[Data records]

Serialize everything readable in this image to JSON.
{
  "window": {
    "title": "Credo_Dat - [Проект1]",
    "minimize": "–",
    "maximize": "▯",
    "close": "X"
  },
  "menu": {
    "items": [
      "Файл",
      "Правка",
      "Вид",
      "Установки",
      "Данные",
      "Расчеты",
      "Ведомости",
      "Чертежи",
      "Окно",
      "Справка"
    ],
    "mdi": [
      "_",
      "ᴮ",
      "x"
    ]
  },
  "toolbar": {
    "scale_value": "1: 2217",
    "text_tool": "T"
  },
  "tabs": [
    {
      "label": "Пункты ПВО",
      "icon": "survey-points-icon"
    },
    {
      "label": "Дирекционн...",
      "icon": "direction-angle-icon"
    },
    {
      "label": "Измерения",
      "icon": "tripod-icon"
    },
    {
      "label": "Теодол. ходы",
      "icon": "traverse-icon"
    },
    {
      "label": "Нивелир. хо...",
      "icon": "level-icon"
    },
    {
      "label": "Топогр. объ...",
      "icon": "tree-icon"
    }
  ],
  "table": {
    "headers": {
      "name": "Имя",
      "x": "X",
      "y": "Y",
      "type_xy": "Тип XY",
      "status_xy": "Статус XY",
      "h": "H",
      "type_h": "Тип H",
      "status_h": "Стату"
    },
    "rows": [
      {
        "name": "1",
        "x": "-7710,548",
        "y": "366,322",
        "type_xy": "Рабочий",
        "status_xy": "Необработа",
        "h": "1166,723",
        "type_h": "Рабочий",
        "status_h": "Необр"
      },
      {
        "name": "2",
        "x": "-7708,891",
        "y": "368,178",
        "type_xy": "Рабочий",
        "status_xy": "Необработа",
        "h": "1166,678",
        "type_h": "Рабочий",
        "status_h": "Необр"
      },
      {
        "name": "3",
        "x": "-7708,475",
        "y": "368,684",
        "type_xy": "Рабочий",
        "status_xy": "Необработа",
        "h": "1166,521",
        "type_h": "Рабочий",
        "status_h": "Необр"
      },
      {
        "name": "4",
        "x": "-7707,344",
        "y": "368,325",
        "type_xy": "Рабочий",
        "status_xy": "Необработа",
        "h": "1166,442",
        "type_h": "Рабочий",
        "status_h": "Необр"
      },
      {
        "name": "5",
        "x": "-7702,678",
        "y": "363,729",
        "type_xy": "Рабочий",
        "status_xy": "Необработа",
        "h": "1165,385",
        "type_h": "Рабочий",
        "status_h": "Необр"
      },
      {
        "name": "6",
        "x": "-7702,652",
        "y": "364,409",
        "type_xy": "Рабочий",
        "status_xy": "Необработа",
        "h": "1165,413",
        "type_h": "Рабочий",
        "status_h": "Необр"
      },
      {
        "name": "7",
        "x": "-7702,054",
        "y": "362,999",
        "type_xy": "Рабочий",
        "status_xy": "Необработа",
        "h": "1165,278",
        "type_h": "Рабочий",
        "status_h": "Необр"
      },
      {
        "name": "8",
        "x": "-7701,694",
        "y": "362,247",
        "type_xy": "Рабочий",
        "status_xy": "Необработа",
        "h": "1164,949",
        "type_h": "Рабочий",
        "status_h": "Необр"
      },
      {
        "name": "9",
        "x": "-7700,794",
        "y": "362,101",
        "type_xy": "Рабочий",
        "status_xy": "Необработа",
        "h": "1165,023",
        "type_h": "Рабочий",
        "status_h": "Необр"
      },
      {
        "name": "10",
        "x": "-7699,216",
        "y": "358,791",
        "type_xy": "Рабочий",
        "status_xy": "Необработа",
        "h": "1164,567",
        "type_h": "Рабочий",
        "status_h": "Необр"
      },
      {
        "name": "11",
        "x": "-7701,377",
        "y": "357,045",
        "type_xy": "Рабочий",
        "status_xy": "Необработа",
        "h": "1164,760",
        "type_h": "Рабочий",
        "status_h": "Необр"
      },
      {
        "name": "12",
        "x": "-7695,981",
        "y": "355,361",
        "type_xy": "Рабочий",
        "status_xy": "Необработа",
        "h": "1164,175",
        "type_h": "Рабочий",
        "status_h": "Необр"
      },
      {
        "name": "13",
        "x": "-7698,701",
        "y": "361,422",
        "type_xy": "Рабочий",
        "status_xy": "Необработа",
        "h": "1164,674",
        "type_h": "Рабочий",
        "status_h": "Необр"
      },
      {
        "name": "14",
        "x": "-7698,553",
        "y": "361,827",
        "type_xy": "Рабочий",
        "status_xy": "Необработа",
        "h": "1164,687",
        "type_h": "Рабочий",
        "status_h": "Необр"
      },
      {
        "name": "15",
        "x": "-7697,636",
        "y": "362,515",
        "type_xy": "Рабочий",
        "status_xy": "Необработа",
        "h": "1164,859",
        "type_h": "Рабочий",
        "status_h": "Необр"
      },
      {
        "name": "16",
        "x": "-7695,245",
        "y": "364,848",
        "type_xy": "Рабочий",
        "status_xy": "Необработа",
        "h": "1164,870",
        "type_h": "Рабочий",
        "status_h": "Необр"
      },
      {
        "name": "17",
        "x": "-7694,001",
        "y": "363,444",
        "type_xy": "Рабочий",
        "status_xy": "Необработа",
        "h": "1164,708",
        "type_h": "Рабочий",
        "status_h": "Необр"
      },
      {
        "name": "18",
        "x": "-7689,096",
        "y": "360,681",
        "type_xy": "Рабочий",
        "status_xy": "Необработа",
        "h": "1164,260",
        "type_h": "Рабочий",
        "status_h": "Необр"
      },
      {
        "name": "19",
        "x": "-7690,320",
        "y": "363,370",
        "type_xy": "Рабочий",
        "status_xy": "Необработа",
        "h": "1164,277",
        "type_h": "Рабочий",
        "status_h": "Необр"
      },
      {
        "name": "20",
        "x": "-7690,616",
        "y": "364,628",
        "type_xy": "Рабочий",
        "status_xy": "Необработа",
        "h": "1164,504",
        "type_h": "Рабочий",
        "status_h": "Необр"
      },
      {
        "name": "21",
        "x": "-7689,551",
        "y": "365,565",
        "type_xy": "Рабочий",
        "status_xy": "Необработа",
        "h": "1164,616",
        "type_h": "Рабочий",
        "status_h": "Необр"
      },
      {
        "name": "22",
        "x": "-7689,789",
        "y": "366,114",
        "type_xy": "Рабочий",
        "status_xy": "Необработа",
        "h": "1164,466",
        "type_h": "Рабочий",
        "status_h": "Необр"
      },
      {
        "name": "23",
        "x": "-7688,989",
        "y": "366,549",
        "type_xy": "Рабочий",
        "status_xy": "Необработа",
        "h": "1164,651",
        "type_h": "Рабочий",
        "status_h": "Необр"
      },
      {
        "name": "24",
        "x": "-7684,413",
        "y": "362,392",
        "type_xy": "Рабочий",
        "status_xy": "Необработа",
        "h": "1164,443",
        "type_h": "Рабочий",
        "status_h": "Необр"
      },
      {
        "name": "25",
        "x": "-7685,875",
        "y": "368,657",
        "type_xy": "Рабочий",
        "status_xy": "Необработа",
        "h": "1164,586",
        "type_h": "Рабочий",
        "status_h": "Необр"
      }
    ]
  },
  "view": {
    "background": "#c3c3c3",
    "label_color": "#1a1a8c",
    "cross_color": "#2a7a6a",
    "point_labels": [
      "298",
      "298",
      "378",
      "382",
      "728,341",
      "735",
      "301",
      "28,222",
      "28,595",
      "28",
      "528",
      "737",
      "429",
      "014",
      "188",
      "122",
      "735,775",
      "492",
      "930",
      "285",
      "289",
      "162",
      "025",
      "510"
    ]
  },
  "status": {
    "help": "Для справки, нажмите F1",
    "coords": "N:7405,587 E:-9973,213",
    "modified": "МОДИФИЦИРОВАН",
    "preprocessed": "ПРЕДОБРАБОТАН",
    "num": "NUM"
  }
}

* **EXERCISE INSTRUCTIONS**
Report how many lines contain "icon". Give nothing but the number.

* **RESULT FOR THIS EXERCISE**
6